- [ASSIGNMENT] In the post on anti-spam legislation, what would the most popular bill do?

Spam for brains
Posted by aogTuesday, 22 July 2003 at 19:17 TrackBack Ping URL
The print version of the Wall Street Journal had an article on anti-spam efforts. Overall it was reasonable as it discussed that the current anti-spam bills are supported by major league spammers and opposed by consumer and “public-interest” groups. However, there was a funny in a sad way part:
The most popular piece of [anti-]spam legislation […] would ban deceptive subject lines and require valid return addresses.
Assuming that became law, what would that do in the real world? Nothing, as the bottom feeding spammers would simply ignore it and the “legitimate” spammers already do that.

Certainly if mail relays checked for valid return addresses, quite a lot of spam would be stopped. But legislation like this does nothing at all to promote that. It’s competely pointless. What’s lacking is the will to devote the effort on the part of the major ISPs. While there are advantages to be the first mover (by providing customers with less spam) that company may well end up with a firestorm of protests when its address checker fails to let valid mail through. It’s not clear in a technical sense how a mail relay would validate an email address. New protocols would be required and millions of mail relays upgraded. That’s a big job and again, the legislation doesn’t even address that problem.

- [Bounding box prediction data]
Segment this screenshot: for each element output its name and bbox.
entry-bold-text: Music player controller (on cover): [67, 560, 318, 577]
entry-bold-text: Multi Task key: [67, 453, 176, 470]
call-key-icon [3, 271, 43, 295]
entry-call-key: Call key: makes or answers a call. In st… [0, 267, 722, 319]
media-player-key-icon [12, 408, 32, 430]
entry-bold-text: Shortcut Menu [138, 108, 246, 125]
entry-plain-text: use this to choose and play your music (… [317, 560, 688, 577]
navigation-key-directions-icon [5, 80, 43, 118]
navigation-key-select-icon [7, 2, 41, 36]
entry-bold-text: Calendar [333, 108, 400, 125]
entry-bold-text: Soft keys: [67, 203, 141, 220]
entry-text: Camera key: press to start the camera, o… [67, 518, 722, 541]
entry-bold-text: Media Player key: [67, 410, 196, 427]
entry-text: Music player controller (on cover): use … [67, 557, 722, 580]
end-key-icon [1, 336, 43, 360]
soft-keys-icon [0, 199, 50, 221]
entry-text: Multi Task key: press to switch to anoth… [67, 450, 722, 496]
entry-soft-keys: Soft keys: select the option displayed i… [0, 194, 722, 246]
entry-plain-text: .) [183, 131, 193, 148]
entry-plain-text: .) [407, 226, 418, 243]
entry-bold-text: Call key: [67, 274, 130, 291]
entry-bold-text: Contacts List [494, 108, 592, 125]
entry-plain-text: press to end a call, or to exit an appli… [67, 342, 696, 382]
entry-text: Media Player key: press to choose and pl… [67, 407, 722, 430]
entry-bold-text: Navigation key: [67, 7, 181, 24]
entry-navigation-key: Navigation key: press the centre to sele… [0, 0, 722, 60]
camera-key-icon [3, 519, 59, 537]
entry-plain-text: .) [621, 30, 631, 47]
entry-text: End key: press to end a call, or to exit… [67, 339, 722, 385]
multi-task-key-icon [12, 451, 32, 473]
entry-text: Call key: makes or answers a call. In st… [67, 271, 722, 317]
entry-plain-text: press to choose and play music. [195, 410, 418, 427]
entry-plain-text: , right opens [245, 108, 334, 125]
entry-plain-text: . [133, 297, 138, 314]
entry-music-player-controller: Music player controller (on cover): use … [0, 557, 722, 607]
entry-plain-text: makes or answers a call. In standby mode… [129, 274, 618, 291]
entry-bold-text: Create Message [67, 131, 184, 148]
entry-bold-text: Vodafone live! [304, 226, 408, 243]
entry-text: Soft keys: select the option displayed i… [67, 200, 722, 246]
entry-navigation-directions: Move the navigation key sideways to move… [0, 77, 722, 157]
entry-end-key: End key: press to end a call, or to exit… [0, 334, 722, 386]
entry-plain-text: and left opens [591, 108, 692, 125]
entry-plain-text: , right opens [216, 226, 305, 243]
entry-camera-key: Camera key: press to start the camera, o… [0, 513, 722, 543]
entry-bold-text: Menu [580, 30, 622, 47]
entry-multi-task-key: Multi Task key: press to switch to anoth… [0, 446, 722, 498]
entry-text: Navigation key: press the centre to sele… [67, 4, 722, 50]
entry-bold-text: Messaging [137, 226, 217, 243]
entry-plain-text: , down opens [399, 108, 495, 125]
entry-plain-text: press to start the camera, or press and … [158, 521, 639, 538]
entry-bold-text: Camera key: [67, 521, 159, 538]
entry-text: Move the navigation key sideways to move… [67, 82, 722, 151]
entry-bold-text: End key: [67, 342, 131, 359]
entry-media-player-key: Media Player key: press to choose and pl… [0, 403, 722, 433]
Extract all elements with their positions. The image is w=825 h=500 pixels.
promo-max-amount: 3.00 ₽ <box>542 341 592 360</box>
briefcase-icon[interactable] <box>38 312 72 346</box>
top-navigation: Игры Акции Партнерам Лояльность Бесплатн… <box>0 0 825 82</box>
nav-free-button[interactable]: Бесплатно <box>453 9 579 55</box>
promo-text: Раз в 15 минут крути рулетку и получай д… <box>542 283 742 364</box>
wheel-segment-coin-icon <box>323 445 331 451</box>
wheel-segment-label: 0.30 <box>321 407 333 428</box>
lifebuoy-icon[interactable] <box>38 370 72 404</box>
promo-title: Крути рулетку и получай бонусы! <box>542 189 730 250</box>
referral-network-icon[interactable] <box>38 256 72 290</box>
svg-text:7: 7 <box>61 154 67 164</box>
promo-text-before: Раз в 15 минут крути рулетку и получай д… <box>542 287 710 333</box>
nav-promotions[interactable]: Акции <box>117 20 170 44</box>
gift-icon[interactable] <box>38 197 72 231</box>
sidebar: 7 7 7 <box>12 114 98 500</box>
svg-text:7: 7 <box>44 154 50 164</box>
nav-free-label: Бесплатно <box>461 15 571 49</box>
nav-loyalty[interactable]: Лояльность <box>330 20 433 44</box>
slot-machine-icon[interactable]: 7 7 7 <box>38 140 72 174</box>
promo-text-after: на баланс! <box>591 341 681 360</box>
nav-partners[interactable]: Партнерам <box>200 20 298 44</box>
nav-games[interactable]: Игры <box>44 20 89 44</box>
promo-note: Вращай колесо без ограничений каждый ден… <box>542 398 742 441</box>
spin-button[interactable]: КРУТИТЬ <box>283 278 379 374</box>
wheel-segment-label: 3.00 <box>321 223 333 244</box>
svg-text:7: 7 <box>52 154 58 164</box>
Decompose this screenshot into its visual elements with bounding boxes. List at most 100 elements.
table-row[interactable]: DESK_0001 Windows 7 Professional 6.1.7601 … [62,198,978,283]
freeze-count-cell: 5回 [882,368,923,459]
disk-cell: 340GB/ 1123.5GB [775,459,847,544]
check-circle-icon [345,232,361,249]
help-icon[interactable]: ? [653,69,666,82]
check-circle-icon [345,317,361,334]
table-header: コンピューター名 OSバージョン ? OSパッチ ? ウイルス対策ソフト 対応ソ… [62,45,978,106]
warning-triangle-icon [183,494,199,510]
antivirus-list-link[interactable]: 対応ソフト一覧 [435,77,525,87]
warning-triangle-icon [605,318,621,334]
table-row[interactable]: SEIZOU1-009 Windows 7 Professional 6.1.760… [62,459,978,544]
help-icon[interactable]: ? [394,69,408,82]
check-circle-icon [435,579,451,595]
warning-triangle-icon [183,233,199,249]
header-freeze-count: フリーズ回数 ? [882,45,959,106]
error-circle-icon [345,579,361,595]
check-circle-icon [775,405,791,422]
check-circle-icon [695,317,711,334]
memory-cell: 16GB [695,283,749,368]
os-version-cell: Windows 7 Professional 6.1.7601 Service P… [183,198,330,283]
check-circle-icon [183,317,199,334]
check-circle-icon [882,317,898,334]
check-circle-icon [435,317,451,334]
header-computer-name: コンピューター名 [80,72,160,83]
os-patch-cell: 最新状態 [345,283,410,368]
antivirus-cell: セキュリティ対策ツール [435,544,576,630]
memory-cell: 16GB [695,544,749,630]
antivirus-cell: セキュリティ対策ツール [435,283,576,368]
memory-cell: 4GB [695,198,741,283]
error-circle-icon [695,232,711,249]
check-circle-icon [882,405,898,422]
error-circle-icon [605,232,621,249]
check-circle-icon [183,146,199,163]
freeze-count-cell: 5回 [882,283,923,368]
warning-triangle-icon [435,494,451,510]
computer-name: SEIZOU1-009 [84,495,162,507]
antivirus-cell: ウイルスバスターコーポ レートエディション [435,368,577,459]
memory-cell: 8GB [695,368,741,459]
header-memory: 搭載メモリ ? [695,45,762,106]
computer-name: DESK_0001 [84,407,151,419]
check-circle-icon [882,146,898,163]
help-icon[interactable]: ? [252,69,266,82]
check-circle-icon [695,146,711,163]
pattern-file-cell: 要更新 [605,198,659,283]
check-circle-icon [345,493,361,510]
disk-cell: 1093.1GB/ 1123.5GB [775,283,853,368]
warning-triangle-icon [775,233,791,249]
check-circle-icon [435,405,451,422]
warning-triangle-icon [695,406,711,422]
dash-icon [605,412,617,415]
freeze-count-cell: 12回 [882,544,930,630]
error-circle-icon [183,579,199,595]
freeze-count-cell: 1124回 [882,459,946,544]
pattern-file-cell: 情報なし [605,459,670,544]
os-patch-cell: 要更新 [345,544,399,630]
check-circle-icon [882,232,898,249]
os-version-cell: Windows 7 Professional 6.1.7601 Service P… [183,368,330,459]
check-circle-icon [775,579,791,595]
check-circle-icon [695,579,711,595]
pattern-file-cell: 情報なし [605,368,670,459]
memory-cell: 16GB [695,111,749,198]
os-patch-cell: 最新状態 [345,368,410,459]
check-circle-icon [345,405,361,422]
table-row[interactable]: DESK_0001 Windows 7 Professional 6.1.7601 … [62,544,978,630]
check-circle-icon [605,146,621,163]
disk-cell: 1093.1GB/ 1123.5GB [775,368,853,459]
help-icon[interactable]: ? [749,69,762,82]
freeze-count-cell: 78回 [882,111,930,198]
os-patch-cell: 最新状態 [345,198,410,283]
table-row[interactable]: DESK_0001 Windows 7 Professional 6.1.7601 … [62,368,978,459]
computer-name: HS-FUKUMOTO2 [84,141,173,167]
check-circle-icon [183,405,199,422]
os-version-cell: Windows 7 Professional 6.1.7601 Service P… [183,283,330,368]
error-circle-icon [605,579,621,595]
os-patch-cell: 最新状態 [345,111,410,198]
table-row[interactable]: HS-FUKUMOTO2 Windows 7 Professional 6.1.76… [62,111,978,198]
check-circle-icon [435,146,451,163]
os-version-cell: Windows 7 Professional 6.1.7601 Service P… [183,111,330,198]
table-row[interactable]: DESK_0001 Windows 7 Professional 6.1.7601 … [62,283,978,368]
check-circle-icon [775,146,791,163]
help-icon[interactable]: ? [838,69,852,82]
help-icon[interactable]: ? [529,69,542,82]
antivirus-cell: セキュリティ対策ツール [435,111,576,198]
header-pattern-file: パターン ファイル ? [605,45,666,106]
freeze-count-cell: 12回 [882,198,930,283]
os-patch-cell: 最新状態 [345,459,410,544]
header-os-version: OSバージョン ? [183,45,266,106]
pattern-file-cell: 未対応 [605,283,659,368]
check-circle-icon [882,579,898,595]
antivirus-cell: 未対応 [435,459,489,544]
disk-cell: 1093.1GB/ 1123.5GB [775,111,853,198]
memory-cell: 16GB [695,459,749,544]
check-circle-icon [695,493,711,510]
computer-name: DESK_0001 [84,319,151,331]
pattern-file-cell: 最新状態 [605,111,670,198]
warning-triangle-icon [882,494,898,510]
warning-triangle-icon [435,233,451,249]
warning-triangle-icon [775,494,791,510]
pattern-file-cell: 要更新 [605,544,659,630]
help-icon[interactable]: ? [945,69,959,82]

- [RESPONSE] It would ban deceptive subject lines and require valid return addresses.